### About this task
In the data below, find each line containing the string "name" and return it.

Data excerpts:

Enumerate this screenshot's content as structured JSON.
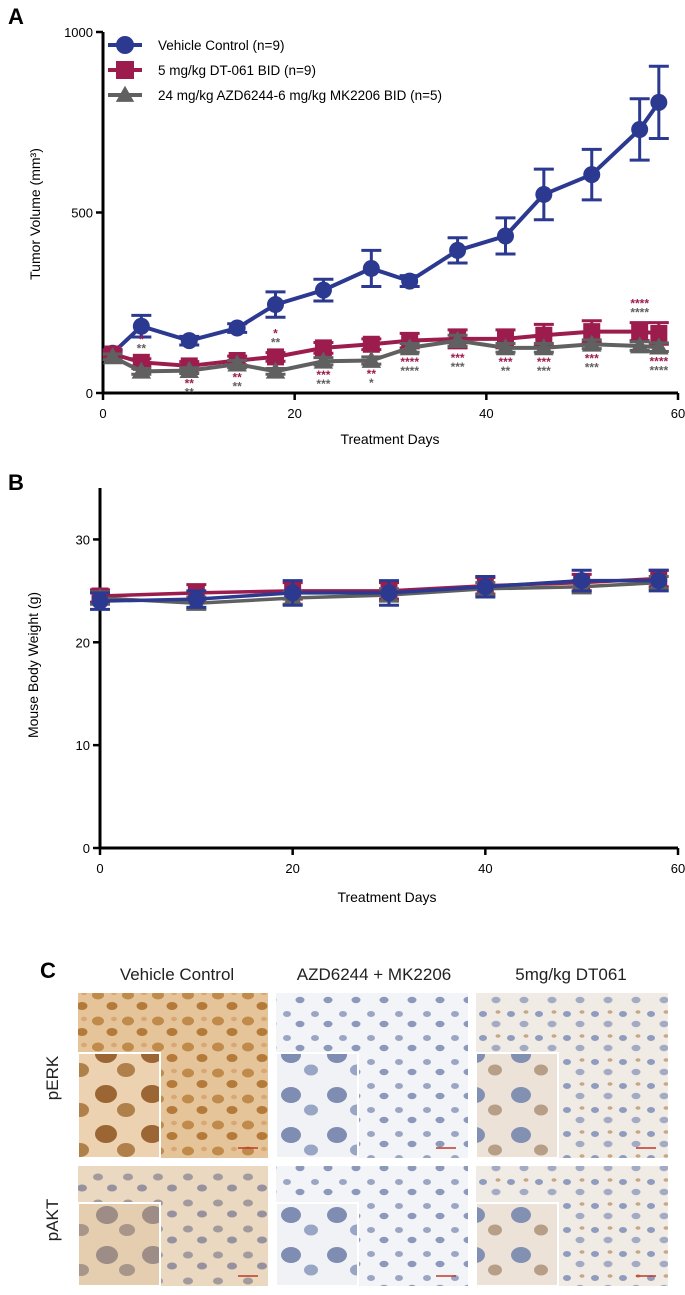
{
  "chart_data": [
    {
      "panel": "A",
      "type": "line",
      "xlabel": "Treatment Days",
      "ylabel": "Tumor Volume (mm³)",
      "xlim": [
        0,
        60
      ],
      "ylim": [
        0,
        1000
      ],
      "xticks": [
        0,
        20,
        40,
        60
      ],
      "yticks": [
        0,
        500,
        1000
      ],
      "grid": false,
      "legend_position": "top-left",
      "series": [
        {
          "name": "Vehicle Control (n=9)",
          "color": "#2b3990",
          "marker": "circle",
          "x": [
            1,
            4,
            9,
            14,
            18,
            23,
            28,
            32,
            37,
            42,
            46,
            51,
            56,
            58
          ],
          "y": [
            110,
            185,
            145,
            180,
            245,
            285,
            345,
            310,
            395,
            435,
            550,
            605,
            730,
            805
          ],
          "err": [
            10,
            30,
            12,
            12,
            35,
            30,
            50,
            15,
            35,
            50,
            70,
            70,
            85,
            100
          ]
        },
        {
          "name": "5 mg/kg DT-061 BID (n=9)",
          "color": "#9c1c4e",
          "marker": "square",
          "x": [
            1,
            4,
            9,
            14,
            18,
            23,
            28,
            32,
            37,
            42,
            46,
            51,
            56,
            58
          ],
          "y": [
            108,
            85,
            75,
            90,
            100,
            125,
            135,
            145,
            150,
            150,
            160,
            170,
            170,
            165
          ],
          "err": [
            8,
            10,
            12,
            12,
            12,
            15,
            15,
            20,
            25,
            25,
            30,
            30,
            25,
            30
          ]
        },
        {
          "name": "24 mg/kg AZD6244-6 mg/kg MK2206 BID (n=5)",
          "color": "#606060",
          "marker": "triangle",
          "x": [
            1,
            4,
            9,
            14,
            18,
            23,
            28,
            32,
            37,
            42,
            46,
            51,
            56,
            58
          ],
          "y": [
            100,
            60,
            62,
            80,
            60,
            88,
            90,
            125,
            145,
            125,
            125,
            135,
            130,
            127
          ],
          "err": [
            8,
            8,
            8,
            10,
            8,
            10,
            10,
            12,
            15,
            12,
            12,
            12,
            12,
            12
          ]
        }
      ],
      "annotations": [
        {
          "x": 4,
          "above": [
            {
              "t": "*",
              "s": 1
            },
            {
              "t": "**",
              "s": 2
            }
          ],
          "below": []
        },
        {
          "x": 9,
          "above": [],
          "below": [
            {
              "t": "**",
              "s": 1
            },
            {
              "t": "**",
              "s": 2
            }
          ]
        },
        {
          "x": 14,
          "above": [],
          "below": [
            {
              "t": "**",
              "s": 1
            },
            {
              "t": "**",
              "s": 2
            }
          ]
        },
        {
          "x": 18,
          "above": [
            {
              "t": "*",
              "s": 1
            },
            {
              "t": "**",
              "s": 2
            }
          ],
          "below": []
        },
        {
          "x": 23,
          "above": [],
          "below": [
            {
              "t": "***",
              "s": 1
            },
            {
              "t": "***",
              "s": 2
            }
          ]
        },
        {
          "x": 28,
          "above": [],
          "below": [
            {
              "t": "**",
              "s": 1
            },
            {
              "t": "*",
              "s": 2
            }
          ]
        },
        {
          "x": 32,
          "above": [],
          "below": [
            {
              "t": "****",
              "s": 1
            },
            {
              "t": "****",
              "s": 2
            }
          ]
        },
        {
          "x": 37,
          "above": [],
          "below": [
            {
              "t": "***",
              "s": 1
            },
            {
              "t": "***",
              "s": 2
            }
          ]
        },
        {
          "x": 42,
          "above": [],
          "below": [
            {
              "t": "***",
              "s": 1
            },
            {
              "t": "**",
              "s": 2
            }
          ]
        },
        {
          "x": 46,
          "above": [],
          "below": [
            {
              "t": "***",
              "s": 1
            },
            {
              "t": "***",
              "s": 2
            }
          ]
        },
        {
          "x": 51,
          "above": [],
          "below": [
            {
              "t": "***",
              "s": 1
            },
            {
              "t": "***",
              "s": 2
            }
          ]
        },
        {
          "x": 56,
          "above": [
            {
              "t": "****",
              "s": 1
            },
            {
              "t": "****",
              "s": 2
            }
          ],
          "below": []
        },
        {
          "x": 58,
          "above": [],
          "below": [
            {
              "t": "****",
              "s": 1
            },
            {
              "t": "****",
              "s": 2
            }
          ]
        }
      ]
    },
    {
      "panel": "B",
      "type": "line",
      "xlabel": "Treatment Days",
      "ylabel": "Mouse Body Weight (g)",
      "xlim": [
        0,
        60
      ],
      "ylim": [
        0,
        35
      ],
      "xticks": [
        0,
        20,
        40,
        60
      ],
      "yticks": [
        0,
        10,
        20,
        30
      ],
      "grid": false,
      "series": [
        {
          "color": "#9c1c4e",
          "marker": "square",
          "x": [
            0,
            10,
            20,
            30,
            40,
            50,
            58
          ],
          "y": [
            24.5,
            24.8,
            25.0,
            25.0,
            25.5,
            25.8,
            26.2
          ],
          "err": [
            0.6,
            0.8,
            0.8,
            0.8,
            0.8,
            0.8,
            0.8
          ]
        },
        {
          "color": "#606060",
          "marker": "triangle",
          "x": [
            0,
            10,
            20,
            30,
            40,
            50,
            58
          ],
          "y": [
            24.3,
            23.8,
            24.3,
            24.6,
            25.2,
            25.4,
            25.8
          ],
          "err": [
            0.6,
            0.6,
            0.6,
            0.6,
            0.6,
            0.6,
            0.6
          ]
        },
        {
          "color": "#2b3990",
          "marker": "circle",
          "x": [
            0,
            10,
            20,
            30,
            40,
            50,
            58
          ],
          "y": [
            24.0,
            24.2,
            24.8,
            24.8,
            25.4,
            26.0,
            26.0
          ],
          "err": [
            0.8,
            0.8,
            1.2,
            1.2,
            1.0,
            1.0,
            1.0
          ]
        }
      ]
    }
  ],
  "panel_c": {
    "label": "C",
    "columns": [
      "Vehicle Control",
      "AZD6244 + MK2206",
      "5mg/kg DT061"
    ],
    "rows": [
      "pERK",
      "pAKT"
    ],
    "tile_colors": {
      "vehicle": "#e8c9a0",
      "combo": "#eef1f6",
      "dt061": "#efe9e4"
    }
  },
  "panel_labels": {
    "a": "A",
    "b": "B"
  }
}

### Answer below
          "name": "Vehicle Control (n=9)",
          "name": "5 mg/kg DT-061 BID (n=9)",
          "name": "24 mg/kg AZD6244-6 mg/kg MK2206 BID (n=5)",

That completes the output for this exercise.